**** RECORD SET

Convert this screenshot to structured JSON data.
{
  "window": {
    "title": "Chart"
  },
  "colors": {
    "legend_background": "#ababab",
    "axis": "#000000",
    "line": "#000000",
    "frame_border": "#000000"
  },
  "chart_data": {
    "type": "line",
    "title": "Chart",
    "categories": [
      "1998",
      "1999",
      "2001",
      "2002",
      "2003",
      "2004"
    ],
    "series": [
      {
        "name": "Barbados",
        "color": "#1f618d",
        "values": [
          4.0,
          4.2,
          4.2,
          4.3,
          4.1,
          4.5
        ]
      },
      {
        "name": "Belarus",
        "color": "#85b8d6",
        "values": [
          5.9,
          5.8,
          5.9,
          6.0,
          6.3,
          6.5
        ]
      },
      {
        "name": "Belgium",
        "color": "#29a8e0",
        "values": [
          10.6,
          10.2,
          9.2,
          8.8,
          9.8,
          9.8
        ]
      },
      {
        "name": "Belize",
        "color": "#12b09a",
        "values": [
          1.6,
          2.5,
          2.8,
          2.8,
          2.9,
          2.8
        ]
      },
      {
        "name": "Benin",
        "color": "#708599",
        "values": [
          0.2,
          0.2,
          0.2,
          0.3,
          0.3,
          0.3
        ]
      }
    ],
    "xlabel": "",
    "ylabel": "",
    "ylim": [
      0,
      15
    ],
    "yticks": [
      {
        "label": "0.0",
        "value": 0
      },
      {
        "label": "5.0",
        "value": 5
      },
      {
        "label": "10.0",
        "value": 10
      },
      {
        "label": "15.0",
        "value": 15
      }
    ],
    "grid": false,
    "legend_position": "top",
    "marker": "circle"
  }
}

********

*PROBLEM TO SOLVE*
Check each line of the entries for the string "name". Copy the lines that have it.

*THE REPLY*
        "name": "Barbados",
        "name": "Belarus",
        "name": "Belgium",
        "name": "Belize",
        "name": "Benin",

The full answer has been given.